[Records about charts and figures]
--------------------------------------------------

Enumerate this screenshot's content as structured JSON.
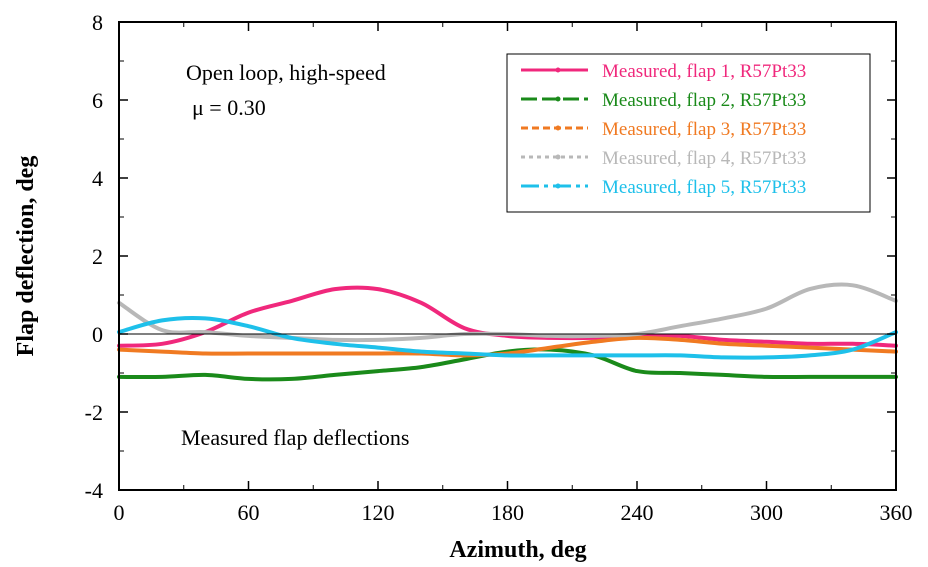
{
  "chart_data": {
    "type": "line",
    "xlabel": "Azimuth, deg",
    "ylabel": "Flap deflection, deg",
    "xlim": [
      0,
      360
    ],
    "ylim": [
      -4,
      8
    ],
    "xticks": [
      0,
      60,
      120,
      180,
      240,
      300,
      360
    ],
    "yticks": [
      -4,
      -2,
      0,
      2,
      4,
      6,
      8
    ],
    "zero_line": true,
    "grid": false,
    "legend_position": "top-right",
    "annotations": {
      "condition": "Open loop, high-speed",
      "mu": "μ = 0.30",
      "note": "Measured flap deflections"
    },
    "series": [
      {
        "name": "Measured, flap 1, R57Pt33",
        "color": "#f0287c",
        "x": [
          0,
          20,
          40,
          60,
          80,
          100,
          120,
          140,
          160,
          180,
          200,
          220,
          240,
          260,
          280,
          300,
          320,
          340,
          360
        ],
        "y": [
          -0.3,
          -0.25,
          0.05,
          0.55,
          0.85,
          1.15,
          1.15,
          0.8,
          0.15,
          -0.05,
          -0.1,
          -0.1,
          -0.05,
          -0.05,
          -0.15,
          -0.2,
          -0.25,
          -0.25,
          -0.3
        ]
      },
      {
        "name": "Measured, flap 2, R57Pt33",
        "color": "#1a8a1a",
        "x": [
          0,
          20,
          40,
          60,
          80,
          100,
          120,
          140,
          160,
          180,
          200,
          220,
          240,
          260,
          280,
          300,
          320,
          340,
          360
        ],
        "y": [
          -1.1,
          -1.1,
          -1.05,
          -1.15,
          -1.15,
          -1.05,
          -0.95,
          -0.85,
          -0.65,
          -0.45,
          -0.4,
          -0.55,
          -0.95,
          -1.0,
          -1.05,
          -1.1,
          -1.1,
          -1.1,
          -1.1
        ]
      },
      {
        "name": "Measured, flap 3, R57Pt33",
        "color": "#f07a22",
        "x": [
          0,
          20,
          40,
          60,
          80,
          100,
          120,
          140,
          160,
          180,
          200,
          220,
          240,
          260,
          280,
          300,
          320,
          340,
          360
        ],
        "y": [
          -0.4,
          -0.45,
          -0.5,
          -0.5,
          -0.5,
          -0.5,
          -0.5,
          -0.5,
          -0.55,
          -0.5,
          -0.35,
          -0.2,
          -0.1,
          -0.15,
          -0.25,
          -0.3,
          -0.35,
          -0.4,
          -0.45
        ]
      },
      {
        "name": "Measured, flap 4, R57Pt33",
        "color": "#b8b8b8",
        "x": [
          0,
          20,
          40,
          60,
          80,
          100,
          120,
          140,
          160,
          180,
          200,
          220,
          240,
          260,
          280,
          300,
          320,
          340,
          360
        ],
        "y": [
          0.8,
          0.1,
          0.05,
          -0.05,
          -0.1,
          -0.15,
          -0.15,
          -0.1,
          0.0,
          0.0,
          -0.05,
          -0.05,
          0.0,
          0.2,
          0.4,
          0.65,
          1.15,
          1.25,
          0.85
        ]
      },
      {
        "name": "Measured, flap 5, R57Pt33",
        "color": "#1ec0ea",
        "x": [
          0,
          20,
          40,
          60,
          80,
          100,
          120,
          140,
          160,
          180,
          200,
          220,
          240,
          260,
          280,
          300,
          320,
          340,
          360
        ],
        "y": [
          0.05,
          0.35,
          0.4,
          0.2,
          -0.1,
          -0.25,
          -0.35,
          -0.45,
          -0.5,
          -0.55,
          -0.55,
          -0.55,
          -0.55,
          -0.55,
          -0.6,
          -0.6,
          -0.55,
          -0.4,
          0.05
        ]
      }
    ]
  }
}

--------------------------------------------------

Repeat the material above word for word and skip every image in it.

| Response for this exercise |
Enumerate this screenshot's content as structured JSON.
{
  "chart_data": {
    "type": "line",
    "xlabel": "Azimuth, deg",
    "ylabel": "Flap deflection, deg",
    "xlim": [
      0,
      360
    ],
    "ylim": [
      -4,
      8
    ],
    "xticks": [
      0,
      60,
      120,
      180,
      240,
      300,
      360
    ],
    "yticks": [
      -4,
      -2,
      0,
      2,
      4,
      6,
      8
    ],
    "zero_line": true,
    "grid": false,
    "legend_position": "top-right",
    "annotations": {
      "condition": "Open loop, high-speed",
      "mu": "μ = 0.30",
      "note": "Measured flap deflections"
    },
    "series": [
      {
        "name": "Measured, flap 1, R57Pt33",
        "color": "#f0287c",
        "x": [
          0,
          20,
          40,
          60,
          80,
          100,
          120,
          140,
          160,
          180,
          200,
          220,
          240,
          260,
          280,
          300,
          320,
          340,
          360
        ],
        "y": [
          -0.3,
          -0.25,
          0.05,
          0.55,
          0.85,
          1.15,
          1.15,
          0.8,
          0.15,
          -0.05,
          -0.1,
          -0.1,
          -0.05,
          -0.05,
          -0.15,
          -0.2,
          -0.25,
          -0.25,
          -0.3
        ]
      },
      {
        "name": "Measured, flap 2, R57Pt33",
        "color": "#1a8a1a",
        "x": [
          0,
          20,
          40,
          60,
          80,
          100,
          120,
          140,
          160,
          180,
          200,
          220,
          240,
          260,
          280,
          300,
          320,
          340,
          360
        ],
        "y": [
          -1.1,
          -1.1,
          -1.05,
          -1.15,
          -1.15,
          -1.05,
          -0.95,
          -0.85,
          -0.65,
          -0.45,
          -0.4,
          -0.55,
          -0.95,
          -1.0,
          -1.05,
          -1.1,
          -1.1,
          -1.1,
          -1.1
        ]
      },
      {
        "name": "Measured, flap 3, R57Pt33",
        "color": "#f07a22",
        "x": [
          0,
          20,
          40,
          60,
          80,
          100,
          120,
          140,
          160,
          180,
          200,
          220,
          240,
          260,
          280,
          300,
          320,
          340,
          360
        ],
        "y": [
          -0.4,
          -0.45,
          -0.5,
          -0.5,
          -0.5,
          -0.5,
          -0.5,
          -0.5,
          -0.55,
          -0.5,
          -0.35,
          -0.2,
          -0.1,
          -0.15,
          -0.25,
          -0.3,
          -0.35,
          -0.4,
          -0.45
        ]
      },
      {
        "name": "Measured, flap 4, R57Pt33",
        "color": "#b8b8b8",
        "x": [
          0,
          20,
          40,
          60,
          80,
          100,
          120,
          140,
          160,
          180,
          200,
          220,
          240,
          260,
          280,
          300,
          320,
          340,
          360
        ],
        "y": [
          0.8,
          0.1,
          0.05,
          -0.05,
          -0.1,
          -0.15,
          -0.15,
          -0.1,
          0.0,
          0.0,
          -0.05,
          -0.05,
          0.0,
          0.2,
          0.4,
          0.65,
          1.15,
          1.25,
          0.85
        ]
      },
      {
        "name": "Measured, flap 5, R57Pt33",
        "color": "#1ec0ea",
        "x": [
          0,
          20,
          40,
          60,
          80,
          100,
          120,
          140,
          160,
          180,
          200,
          220,
          240,
          260,
          280,
          300,
          320,
          340,
          360
        ],
        "y": [
          0.05,
          0.35,
          0.4,
          0.2,
          -0.1,
          -0.25,
          -0.35,
          -0.45,
          -0.5,
          -0.55,
          -0.55,
          -0.55,
          -0.55,
          -0.55,
          -0.6,
          -0.6,
          -0.55,
          -0.4,
          0.05
        ]
      }
    ]
  }
}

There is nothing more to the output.